**GIVEN PROBLEM:** Pick out the lines below that contain the string "hoặc" and copy them all.

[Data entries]
┌────────

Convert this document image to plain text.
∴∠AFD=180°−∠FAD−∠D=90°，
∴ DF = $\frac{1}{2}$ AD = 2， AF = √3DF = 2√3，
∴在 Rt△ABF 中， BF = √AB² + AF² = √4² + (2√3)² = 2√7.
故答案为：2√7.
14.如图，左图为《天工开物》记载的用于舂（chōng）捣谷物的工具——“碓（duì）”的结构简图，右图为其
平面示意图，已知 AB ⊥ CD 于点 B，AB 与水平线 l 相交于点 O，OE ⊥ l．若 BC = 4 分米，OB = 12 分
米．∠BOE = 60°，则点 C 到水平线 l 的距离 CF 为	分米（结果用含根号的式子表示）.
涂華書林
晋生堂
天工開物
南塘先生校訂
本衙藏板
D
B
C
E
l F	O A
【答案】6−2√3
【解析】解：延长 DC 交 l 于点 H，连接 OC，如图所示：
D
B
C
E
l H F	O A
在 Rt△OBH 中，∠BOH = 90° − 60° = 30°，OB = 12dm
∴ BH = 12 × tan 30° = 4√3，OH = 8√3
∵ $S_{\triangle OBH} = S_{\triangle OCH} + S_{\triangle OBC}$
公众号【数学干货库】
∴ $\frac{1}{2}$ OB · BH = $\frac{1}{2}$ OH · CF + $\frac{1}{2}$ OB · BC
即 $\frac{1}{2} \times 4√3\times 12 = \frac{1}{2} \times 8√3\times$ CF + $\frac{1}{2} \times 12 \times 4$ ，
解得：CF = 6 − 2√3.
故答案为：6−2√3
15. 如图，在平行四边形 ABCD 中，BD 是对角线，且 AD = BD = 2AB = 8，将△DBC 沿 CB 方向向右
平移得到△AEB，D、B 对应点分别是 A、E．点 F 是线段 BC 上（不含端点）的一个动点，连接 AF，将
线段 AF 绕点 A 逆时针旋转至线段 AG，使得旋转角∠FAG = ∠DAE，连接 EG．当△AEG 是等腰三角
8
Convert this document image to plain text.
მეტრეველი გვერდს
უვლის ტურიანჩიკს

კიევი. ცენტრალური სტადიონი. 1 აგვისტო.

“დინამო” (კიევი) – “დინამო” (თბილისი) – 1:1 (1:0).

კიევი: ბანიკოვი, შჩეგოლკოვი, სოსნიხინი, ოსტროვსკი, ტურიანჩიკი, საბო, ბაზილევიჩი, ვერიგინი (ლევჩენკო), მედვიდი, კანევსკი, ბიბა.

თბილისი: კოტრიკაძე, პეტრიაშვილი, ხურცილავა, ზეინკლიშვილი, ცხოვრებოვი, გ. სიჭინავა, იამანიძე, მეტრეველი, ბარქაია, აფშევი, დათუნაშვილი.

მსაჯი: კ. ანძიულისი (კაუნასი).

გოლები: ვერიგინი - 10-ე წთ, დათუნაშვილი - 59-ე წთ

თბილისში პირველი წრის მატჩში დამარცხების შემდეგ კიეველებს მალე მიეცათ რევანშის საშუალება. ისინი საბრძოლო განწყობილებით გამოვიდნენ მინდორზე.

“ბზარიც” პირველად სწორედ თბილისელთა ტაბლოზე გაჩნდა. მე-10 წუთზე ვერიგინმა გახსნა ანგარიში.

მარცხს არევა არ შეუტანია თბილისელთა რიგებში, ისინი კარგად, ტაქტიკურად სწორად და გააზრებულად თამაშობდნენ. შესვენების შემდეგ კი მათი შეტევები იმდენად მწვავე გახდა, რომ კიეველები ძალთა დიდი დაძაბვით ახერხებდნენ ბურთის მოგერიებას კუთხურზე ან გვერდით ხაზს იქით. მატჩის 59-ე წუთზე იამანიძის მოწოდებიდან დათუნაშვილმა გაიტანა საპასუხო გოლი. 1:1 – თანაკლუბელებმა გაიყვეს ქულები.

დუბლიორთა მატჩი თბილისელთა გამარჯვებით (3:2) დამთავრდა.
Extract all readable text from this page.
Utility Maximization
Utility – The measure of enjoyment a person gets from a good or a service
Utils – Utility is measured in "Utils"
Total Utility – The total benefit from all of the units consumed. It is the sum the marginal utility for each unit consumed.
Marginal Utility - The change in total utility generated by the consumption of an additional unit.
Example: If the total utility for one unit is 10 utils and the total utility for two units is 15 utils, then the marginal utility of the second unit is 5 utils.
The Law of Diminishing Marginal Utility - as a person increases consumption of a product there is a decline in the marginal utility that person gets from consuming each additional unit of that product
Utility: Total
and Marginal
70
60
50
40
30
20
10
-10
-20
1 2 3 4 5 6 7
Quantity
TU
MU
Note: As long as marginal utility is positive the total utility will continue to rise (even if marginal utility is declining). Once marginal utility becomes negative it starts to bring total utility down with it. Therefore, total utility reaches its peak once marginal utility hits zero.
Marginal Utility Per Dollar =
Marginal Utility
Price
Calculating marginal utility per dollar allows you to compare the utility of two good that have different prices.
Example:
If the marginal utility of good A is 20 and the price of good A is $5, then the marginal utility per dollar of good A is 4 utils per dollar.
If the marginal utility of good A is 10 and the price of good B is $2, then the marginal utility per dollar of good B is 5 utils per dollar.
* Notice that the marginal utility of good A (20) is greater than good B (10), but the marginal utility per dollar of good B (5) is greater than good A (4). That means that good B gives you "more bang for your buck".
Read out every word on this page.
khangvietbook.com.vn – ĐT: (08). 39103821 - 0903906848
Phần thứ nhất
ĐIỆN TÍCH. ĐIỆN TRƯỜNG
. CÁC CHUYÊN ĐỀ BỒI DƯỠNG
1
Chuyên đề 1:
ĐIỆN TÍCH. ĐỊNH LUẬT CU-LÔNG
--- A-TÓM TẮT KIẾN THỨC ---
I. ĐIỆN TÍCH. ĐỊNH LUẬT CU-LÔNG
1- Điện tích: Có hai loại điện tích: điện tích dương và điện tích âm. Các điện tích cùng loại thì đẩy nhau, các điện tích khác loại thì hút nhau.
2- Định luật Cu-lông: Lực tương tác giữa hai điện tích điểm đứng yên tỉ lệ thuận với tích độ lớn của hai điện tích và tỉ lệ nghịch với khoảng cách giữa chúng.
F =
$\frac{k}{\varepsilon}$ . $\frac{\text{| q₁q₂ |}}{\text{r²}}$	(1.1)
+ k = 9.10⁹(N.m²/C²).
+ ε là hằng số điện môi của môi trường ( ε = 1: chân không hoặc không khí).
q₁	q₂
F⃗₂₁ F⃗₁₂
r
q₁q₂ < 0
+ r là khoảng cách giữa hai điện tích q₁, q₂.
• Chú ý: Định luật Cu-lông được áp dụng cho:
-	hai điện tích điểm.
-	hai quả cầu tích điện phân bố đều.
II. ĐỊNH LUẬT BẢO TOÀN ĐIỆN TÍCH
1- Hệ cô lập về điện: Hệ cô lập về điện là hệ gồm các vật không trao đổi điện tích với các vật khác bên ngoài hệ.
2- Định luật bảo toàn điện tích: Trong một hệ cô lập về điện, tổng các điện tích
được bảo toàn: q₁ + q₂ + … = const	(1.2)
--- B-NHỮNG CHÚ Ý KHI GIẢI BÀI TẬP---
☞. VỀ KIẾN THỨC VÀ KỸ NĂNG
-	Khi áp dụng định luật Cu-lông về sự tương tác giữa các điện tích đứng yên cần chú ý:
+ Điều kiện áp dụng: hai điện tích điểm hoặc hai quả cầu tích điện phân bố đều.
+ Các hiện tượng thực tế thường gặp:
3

└────────

**EXERCISE ANSWER:**
+ ε là hằng số điện môi của môi trường ( ε = 1: chân không hoặc không khí).
+ Điều kiện áp dụng: hai điện tích điểm hoặc hai quả cầu tích điện phân bố đều.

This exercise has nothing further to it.